▶ [ЧТО СДЕЛАТЬ]:
**1.** Перепишите из фрагмента о слове героя всё, начиная с «Степень объектности изображённого» и вниз до «который не достигается.».
**2.** Определите, согласуются ли с фрагментом о слове героя утверждения (a), (b) и (c). Для каждого ответьте «да» или «нет» и точно процитируйте решающие слова фрагмента.
(a) Степень объектности изображённого слова героя всегда одинакова.
(b) При понижении объектности слов героя отношение между авторской речью и речью героя приближается к отношению между двумя репликами диалога.
(c) Предел, к которому стремится это сближение, достигается.

▶ [ФРАГМЕНТ ТЕКСТА]:
┌──

Степень объектности изображённого слова героя может быть различной. Достаточно сравнить, например, слова князя Андрея у Толстого со словами гоголевских героев, например Акакия Акакиевича. По мере усиления непосредственной предметной интенциональности слов героя и соответственного понижения их объектности взаимоотношение между авторской речью и речью героя начинает приближаться к взаимоотношению между двумя репликами диалога. Перспективное отношение между ними ослабевает, и они могут оказаться в одной плоскости. Правда, это дано лишь как тенденция, как стремление к пределу, который не достигается.

└──

▶ [ИСХОДНЫЕ ДАННЫЕ]:
┌──

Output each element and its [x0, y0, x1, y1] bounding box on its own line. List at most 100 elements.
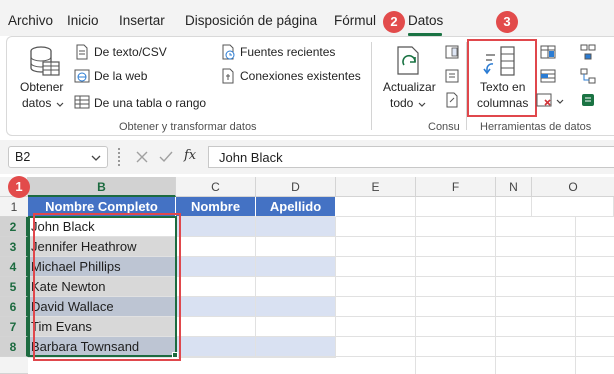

└──

▶ [ОТВЕТЫ ПО ЗАДАНИЯМ]:
**1.**
Степень объектности изображённого слова героя может быть различной. Достаточно сравнить, например, слова князя Андрея у Толстого со словами гоголевских героев, например Акакия Акакиевича. По мере усиления непосредственной предметной интенциональности слов героя и соответственного понижения их объектности взаимоотношение между авторской речью и речью героя начинает приближаться к взаимоотношению между двумя репликами диалога. Перспективное отношение между ними ослабевает, и они могут оказаться в одной плоскости. Правда, это дано лишь как тенденция, как стремление к пределу, который не достигается.

**2.**
(a) Нет: «Степень объектности изображённого слова героя может быть различной».
(b) Да: «взаимоотношение между авторской речью и речью героя начинает приближаться к взаимоотношению между двумя репликами диалога».
(c) Нет: «как стремление к пределу, который не достигается».